• [EXERCISE AIM]: Show all lines holding "Habitant".

◆ ◆ ◆

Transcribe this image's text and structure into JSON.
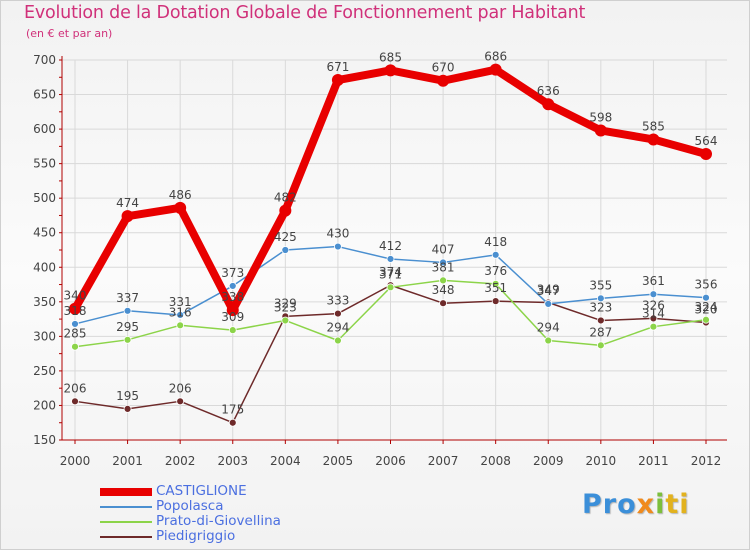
{
  "title": "Evolution de la Dotation Globale de Fonctionnement par Habitant",
  "subtitle": "(en € et par an)",
  "logo": {
    "p1": "Pro",
    "p2": "x",
    "p3": "i",
    "p4": "ti"
  },
  "colors": {
    "CASTIGLIONE": "#e80000",
    "Popolasca": "#4a8fd0",
    "Prato-di-Giovellina": "#8cd449",
    "Piedigriggio": "#6e2a2a",
    "axis": "#b00000",
    "grid": "#d9d9d9",
    "label": "#444444"
  },
  "chart_data": {
    "type": "line",
    "title": "Evolution de la Dotation Globale de Fonctionnement par Habitant",
    "subtitle": "(en € et par an)",
    "xlabel": "",
    "ylabel": "",
    "ylim": [
      150,
      700
    ],
    "yticks": [
      150,
      200,
      250,
      300,
      350,
      400,
      450,
      500,
      550,
      600,
      650,
      700
    ],
    "x": [
      "2000",
      "2001",
      "2002",
      "2003",
      "2004",
      "2005",
      "2006",
      "2007",
      "2008",
      "2009",
      "2010",
      "2011",
      "2012"
    ],
    "legend_position": "bottom-left",
    "series": [
      {
        "name": "CASTIGLIONE",
        "values": [
          340,
          474,
          486,
          338,
          482,
          671,
          685,
          670,
          686,
          636,
          598,
          585,
          564
        ]
      },
      {
        "name": "Popolasca",
        "values": [
          318,
          337,
          331,
          373,
          425,
          430,
          412,
          407,
          418,
          347,
          355,
          361,
          356
        ]
      },
      {
        "name": "Prato-di-Giovellina",
        "values": [
          285,
          295,
          316,
          309,
          323,
          294,
          371,
          381,
          376,
          294,
          287,
          314,
          324
        ]
      },
      {
        "name": "Piedigriggio",
        "values": [
          206,
          195,
          206,
          175,
          329,
          333,
          374,
          348,
          351,
          349,
          323,
          326,
          320
        ]
      }
    ]
  }
}
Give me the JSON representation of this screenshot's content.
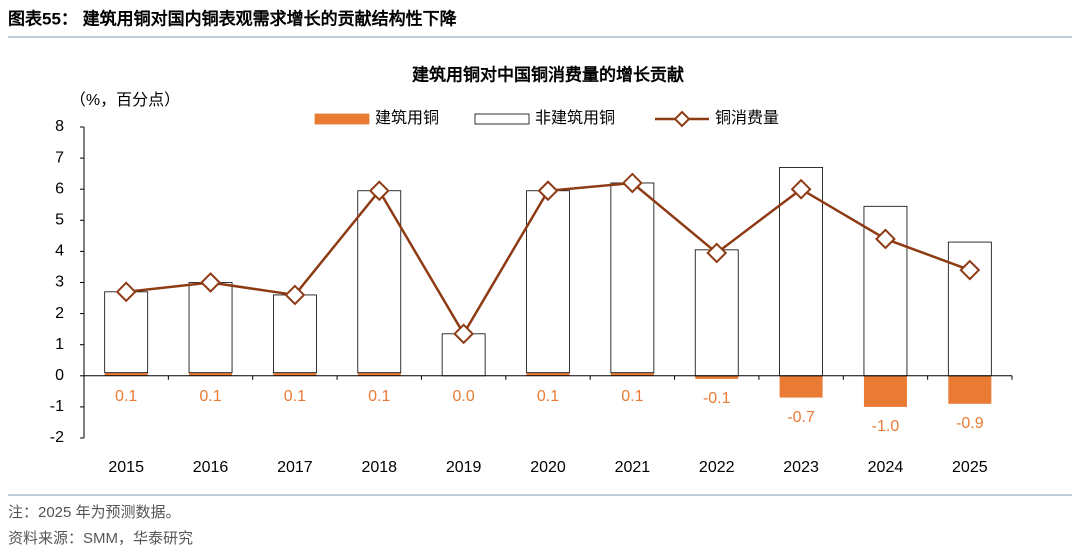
{
  "figure": {
    "title": "图表55： 建筑用铜对国内铜表观需求增长的贡献结构性下降",
    "note": "注：2025 年为预测数据。",
    "source": "资料来源：SMM，华泰研究"
  },
  "chart_data": {
    "type": "bar",
    "title": "建筑用铜对中国铜消费量的增长贡献",
    "y_label": "（%，百分点）",
    "categories": [
      "2015",
      "2016",
      "2017",
      "2018",
      "2019",
      "2020",
      "2021",
      "2022",
      "2023",
      "2024",
      "2025"
    ],
    "series": [
      {
        "name": "建筑用铜",
        "color": "#e97b35",
        "type": "bar",
        "values": [
          0.1,
          0.1,
          0.1,
          0.1,
          0.0,
          0.1,
          0.1,
          -0.1,
          -0.7,
          -1.0,
          -0.9
        ],
        "value_labels": [
          "0.1",
          "0.1",
          "0.1",
          "0.1",
          "0.0",
          "0.1",
          "0.1",
          "-0.1",
          "-0.7",
          "-1.0",
          "-0.9"
        ]
      },
      {
        "name": "非建筑用铜",
        "color": "#ffffff",
        "type": "bar",
        "values": [
          2.6,
          2.9,
          2.5,
          5.85,
          1.35,
          5.85,
          6.1,
          4.05,
          6.7,
          5.45,
          4.3
        ]
      },
      {
        "name": "铜消费量",
        "color": "#8e3b14",
        "type": "line",
        "values": [
          2.7,
          3.0,
          2.6,
          5.95,
          1.35,
          5.95,
          6.2,
          3.95,
          6.0,
          4.4,
          3.4
        ]
      }
    ],
    "ylim": [
      -2,
      8
    ],
    "yticks": [
      -2,
      -1,
      0,
      1,
      2,
      3,
      4,
      5,
      6,
      7,
      8
    ],
    "legend": "top"
  }
}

◆ ◆ ◆

• [SOLUTION]:
  "title": "Evolution de la Dotation Globale de Fonctionnement par Habitant",
    "title": "Evolution de la Dotation Globale de Fonctionnement par Habitant",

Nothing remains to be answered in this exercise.